**DATASET EXTRACT**
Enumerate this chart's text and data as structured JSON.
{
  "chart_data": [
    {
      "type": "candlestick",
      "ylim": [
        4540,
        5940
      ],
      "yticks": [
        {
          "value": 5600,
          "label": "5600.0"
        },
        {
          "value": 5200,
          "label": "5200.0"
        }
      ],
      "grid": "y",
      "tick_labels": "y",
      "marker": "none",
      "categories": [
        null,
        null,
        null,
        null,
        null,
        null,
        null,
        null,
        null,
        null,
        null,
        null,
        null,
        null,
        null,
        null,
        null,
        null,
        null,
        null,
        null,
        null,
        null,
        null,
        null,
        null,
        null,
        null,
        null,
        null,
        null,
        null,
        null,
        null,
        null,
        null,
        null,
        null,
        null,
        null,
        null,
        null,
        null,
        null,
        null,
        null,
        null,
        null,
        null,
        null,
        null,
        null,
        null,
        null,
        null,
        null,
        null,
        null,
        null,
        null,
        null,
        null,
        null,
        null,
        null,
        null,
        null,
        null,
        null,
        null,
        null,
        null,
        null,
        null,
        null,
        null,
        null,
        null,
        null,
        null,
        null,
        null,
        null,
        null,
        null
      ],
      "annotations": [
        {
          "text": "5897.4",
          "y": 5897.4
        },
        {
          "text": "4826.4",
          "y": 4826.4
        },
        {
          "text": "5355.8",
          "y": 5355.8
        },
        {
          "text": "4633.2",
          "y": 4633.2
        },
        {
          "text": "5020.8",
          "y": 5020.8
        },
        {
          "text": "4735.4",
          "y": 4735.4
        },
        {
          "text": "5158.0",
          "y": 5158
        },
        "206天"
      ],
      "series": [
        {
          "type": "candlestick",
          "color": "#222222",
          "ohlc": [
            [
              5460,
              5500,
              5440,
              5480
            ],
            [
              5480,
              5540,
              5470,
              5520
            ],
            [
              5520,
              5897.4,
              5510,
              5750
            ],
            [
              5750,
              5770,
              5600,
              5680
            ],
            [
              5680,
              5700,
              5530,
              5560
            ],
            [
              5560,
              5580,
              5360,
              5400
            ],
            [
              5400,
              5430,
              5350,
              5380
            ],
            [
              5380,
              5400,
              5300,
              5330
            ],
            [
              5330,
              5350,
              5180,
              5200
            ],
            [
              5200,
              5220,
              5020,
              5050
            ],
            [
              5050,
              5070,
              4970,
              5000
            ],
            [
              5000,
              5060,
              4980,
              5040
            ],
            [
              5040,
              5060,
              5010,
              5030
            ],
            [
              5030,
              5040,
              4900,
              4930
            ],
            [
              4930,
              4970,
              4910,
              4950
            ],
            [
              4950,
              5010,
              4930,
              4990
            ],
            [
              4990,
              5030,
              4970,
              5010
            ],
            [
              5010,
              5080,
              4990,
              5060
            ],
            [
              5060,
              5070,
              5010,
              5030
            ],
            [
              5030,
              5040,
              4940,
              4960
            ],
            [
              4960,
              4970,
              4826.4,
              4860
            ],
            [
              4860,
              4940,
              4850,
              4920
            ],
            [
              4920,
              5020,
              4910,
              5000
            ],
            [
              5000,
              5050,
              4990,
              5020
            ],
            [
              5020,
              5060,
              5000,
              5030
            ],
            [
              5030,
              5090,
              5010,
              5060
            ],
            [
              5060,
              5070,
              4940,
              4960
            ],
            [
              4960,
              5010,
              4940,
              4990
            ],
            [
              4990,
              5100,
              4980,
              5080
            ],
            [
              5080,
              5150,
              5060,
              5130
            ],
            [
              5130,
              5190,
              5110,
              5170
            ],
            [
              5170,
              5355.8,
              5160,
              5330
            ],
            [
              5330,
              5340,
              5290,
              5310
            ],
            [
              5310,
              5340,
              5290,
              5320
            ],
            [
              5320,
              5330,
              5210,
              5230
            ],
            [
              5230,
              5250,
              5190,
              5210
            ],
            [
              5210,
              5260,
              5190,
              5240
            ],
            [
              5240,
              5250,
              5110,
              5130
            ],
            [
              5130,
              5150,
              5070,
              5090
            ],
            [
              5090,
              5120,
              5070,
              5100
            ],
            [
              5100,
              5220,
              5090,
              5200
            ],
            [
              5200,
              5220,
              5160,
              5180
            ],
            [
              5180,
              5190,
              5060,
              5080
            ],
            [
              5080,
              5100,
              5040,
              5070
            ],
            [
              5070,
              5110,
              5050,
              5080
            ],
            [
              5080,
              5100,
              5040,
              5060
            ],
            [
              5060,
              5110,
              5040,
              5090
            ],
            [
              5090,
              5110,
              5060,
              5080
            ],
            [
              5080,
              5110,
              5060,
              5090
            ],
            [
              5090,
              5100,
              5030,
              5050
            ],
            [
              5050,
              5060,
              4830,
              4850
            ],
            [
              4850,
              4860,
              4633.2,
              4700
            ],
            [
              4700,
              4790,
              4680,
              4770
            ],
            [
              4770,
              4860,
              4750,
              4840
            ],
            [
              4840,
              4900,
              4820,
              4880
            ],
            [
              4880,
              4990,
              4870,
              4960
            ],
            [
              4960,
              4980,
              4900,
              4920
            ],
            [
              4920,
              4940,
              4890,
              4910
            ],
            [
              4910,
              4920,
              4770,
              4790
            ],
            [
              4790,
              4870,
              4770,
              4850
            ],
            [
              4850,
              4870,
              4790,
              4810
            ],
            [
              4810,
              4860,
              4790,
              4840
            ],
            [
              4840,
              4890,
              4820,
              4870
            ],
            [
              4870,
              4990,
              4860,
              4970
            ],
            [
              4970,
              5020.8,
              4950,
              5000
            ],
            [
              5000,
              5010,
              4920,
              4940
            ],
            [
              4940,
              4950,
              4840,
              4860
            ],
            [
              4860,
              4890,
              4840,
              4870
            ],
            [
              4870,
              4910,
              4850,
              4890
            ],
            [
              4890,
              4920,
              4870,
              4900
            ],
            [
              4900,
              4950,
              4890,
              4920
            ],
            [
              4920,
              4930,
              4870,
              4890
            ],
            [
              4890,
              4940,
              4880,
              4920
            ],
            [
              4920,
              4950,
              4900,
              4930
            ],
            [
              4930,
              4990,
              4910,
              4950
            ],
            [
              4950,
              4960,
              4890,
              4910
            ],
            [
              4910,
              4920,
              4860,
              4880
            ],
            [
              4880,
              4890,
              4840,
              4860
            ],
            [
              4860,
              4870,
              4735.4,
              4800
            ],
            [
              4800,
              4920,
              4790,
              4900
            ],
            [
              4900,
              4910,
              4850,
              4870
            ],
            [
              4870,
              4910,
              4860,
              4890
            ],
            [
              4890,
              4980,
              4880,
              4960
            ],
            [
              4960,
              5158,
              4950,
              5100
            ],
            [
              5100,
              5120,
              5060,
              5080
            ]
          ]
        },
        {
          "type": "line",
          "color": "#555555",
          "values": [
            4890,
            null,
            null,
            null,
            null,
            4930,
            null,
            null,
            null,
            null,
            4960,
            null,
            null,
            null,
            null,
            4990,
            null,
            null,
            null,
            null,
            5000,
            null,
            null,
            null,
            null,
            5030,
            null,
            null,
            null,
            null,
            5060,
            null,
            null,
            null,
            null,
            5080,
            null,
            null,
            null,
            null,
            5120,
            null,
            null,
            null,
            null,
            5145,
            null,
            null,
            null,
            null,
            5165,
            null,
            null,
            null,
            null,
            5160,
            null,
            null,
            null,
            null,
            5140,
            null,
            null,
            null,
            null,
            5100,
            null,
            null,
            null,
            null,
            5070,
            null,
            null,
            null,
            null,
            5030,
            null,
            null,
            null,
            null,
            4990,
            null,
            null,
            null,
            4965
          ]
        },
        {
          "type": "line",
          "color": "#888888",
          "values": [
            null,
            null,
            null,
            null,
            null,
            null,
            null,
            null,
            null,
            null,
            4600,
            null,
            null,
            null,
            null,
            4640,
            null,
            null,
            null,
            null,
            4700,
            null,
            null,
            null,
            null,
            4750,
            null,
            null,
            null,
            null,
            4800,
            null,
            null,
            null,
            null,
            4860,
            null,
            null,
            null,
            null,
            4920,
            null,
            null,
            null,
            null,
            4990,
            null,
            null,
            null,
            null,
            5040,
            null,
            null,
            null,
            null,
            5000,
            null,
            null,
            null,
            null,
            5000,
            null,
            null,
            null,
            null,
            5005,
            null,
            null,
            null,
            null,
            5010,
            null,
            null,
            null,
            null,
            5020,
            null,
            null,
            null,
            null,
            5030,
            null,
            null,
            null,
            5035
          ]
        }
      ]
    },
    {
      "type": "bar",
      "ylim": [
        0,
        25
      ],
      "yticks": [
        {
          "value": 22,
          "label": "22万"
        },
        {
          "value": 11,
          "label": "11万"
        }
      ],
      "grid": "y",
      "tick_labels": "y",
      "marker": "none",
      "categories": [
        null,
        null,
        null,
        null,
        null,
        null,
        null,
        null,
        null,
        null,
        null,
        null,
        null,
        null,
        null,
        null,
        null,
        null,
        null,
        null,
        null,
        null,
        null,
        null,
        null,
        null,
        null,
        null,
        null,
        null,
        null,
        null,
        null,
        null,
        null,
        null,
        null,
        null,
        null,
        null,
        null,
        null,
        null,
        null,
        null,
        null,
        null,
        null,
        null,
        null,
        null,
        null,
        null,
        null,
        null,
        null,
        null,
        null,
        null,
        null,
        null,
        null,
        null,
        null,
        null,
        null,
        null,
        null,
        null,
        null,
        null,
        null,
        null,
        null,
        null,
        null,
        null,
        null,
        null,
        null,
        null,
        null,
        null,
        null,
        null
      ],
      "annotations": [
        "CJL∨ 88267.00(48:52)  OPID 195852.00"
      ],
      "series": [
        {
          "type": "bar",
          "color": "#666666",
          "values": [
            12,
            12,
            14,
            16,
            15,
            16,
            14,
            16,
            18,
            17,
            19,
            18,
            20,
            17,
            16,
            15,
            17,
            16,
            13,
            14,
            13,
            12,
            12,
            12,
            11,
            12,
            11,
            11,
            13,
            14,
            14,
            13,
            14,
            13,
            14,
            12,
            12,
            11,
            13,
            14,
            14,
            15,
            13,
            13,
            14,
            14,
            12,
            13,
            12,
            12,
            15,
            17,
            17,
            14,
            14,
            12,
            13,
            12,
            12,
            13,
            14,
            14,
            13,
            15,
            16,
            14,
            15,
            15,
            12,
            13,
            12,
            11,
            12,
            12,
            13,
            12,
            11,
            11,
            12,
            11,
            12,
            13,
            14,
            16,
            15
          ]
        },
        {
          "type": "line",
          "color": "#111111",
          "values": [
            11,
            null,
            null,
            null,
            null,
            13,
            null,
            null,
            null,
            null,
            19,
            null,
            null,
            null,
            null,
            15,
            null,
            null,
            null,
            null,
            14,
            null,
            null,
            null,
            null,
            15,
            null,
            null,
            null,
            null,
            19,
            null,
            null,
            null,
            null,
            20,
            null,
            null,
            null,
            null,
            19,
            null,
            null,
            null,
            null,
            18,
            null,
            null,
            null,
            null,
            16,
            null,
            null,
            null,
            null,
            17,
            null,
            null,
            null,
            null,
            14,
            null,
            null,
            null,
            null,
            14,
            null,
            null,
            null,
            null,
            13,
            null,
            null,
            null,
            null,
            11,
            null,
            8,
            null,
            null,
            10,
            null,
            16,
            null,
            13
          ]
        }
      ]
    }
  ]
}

**TASK INSTRUCTIONS**
Return each line of the listing that holds the string "candlestick".

**WRITTEN RESPONSE**
      "type": "candlestick",
          "type": "candlestick",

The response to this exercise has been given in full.